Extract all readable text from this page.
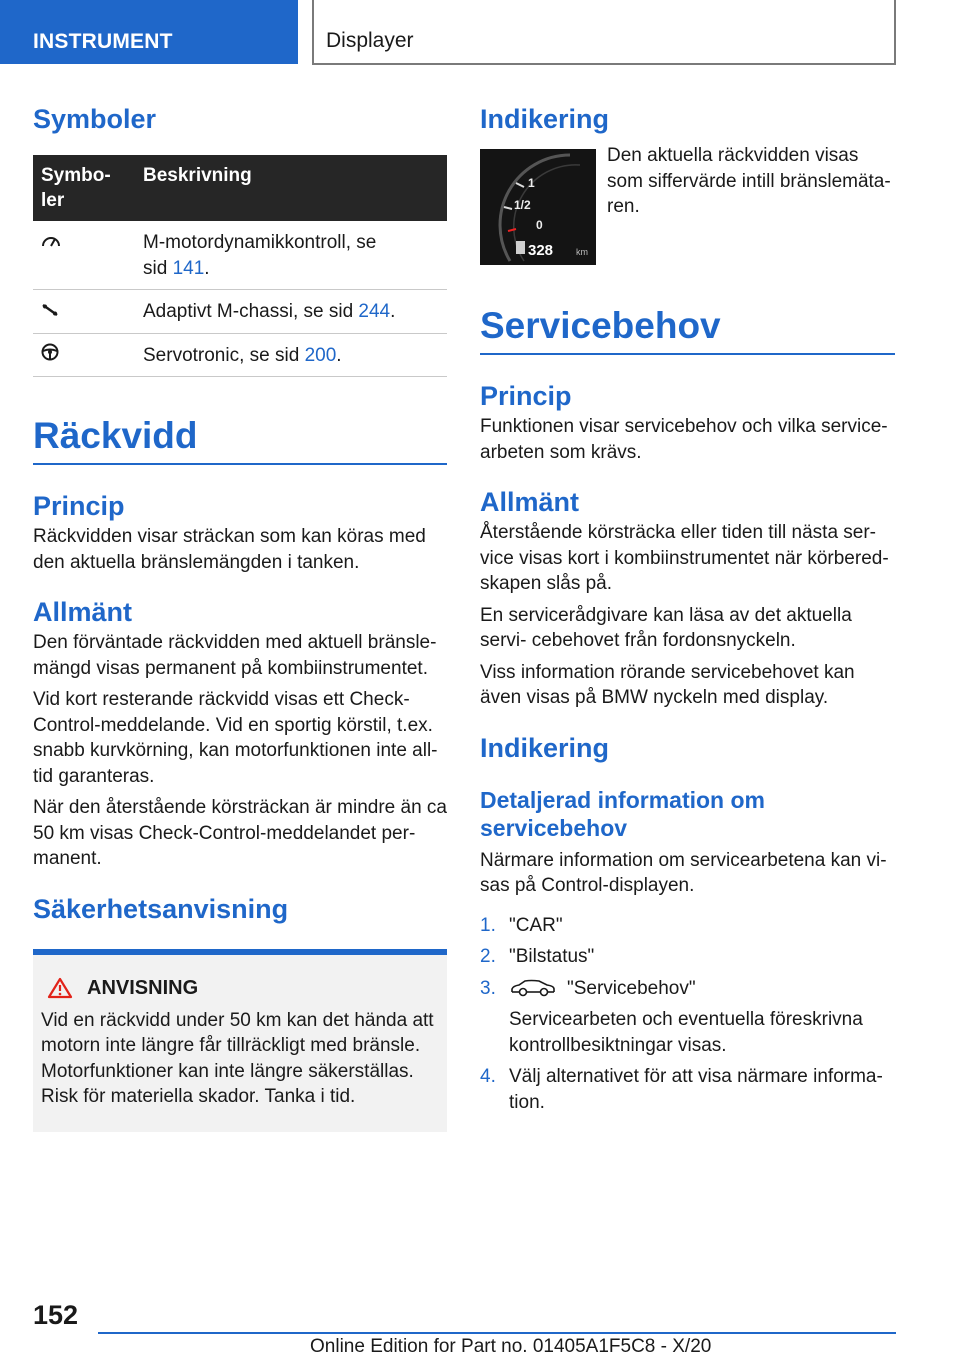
INSTRUMENT	Displayer
Symboler
Symbo‐
ler	Beskrivning
	M-motordynamikkontroll, se
sid 141.
	Adaptivt M-chassi, se sid 244.
	Servotronic, se sid 200.
Räckvidd
Princip

Räckvidden visar sträckan som kan köras med den aktuella bränslemängden i tanken.

Allmänt

Den förväntade räckvidden med aktuell bränsle‐ mängd visas permanent på kombiinstrumentet.

Vid kort resterande räckvidd visas ett Check- Control-meddelande. Vid en sportig körstil, t.ex. snabb kurvkörning, kan motorfunktionen inte all‐ tid garanteras.

När den återstående körsträckan är mindre än ca 50 km visas Check-Control-meddelandet per‐ manent.

Säkerhetsanvisning
ANVISNING

Vid en räckvidd under 50 km kan det hända att motorn inte längre får tillräckligt med bränsle. Motorfunktioner kan inte längre säkerställas. Risk för materiella skador. Tanka i tid.

Indikering
1
1/2
0
328	km

Den aktuella räckvidden visas som siffervärde intill bränslemäta‐ ren.

Servicebehov
Princip

Funktionen visar servicebehov och vilka service‐ arbeten som krävs.

Allmänt

Återstående körsträcka eller tiden till nästa ser‐ vice visas kort i kombiinstrumentet när körbered‐ skapen slås på.

En servicerådgivare kan läsa av det aktuella servi‐ cebehovet från fordonsnyckeln.

Viss information rörande servicebehovet kan även visas på BMW nyckeln med display.

Indikering
Detaljerad information om servicebehov

Närmare information om servicearbetena kan vi‐ sas på Control-displayen.

1. "CAR"
2. "Bilstatus"
3.	"Servicebehov"
Servicearbeten och eventuella föreskrivna kontrollbesiktningar visas.
4. Välj alternativet för att visa närmare informa‐ tion.
152
Online Edition for Part no. 01405A1F5C8 - X/20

**Required task**
Look over the listing. Pull out every line with the string "Check" in it.

**Written reply**
Vid kort resterande räckvidd visas ett Check- Control-meddelande. Vid en sportig körstil, t.ex. snabb kurvkörning, kan motorfunktionen inte all‐ tid garanteras.
När den återstående körsträckan är mindre än ca 50 km visas Check-Control-meddelandet per‐ manent.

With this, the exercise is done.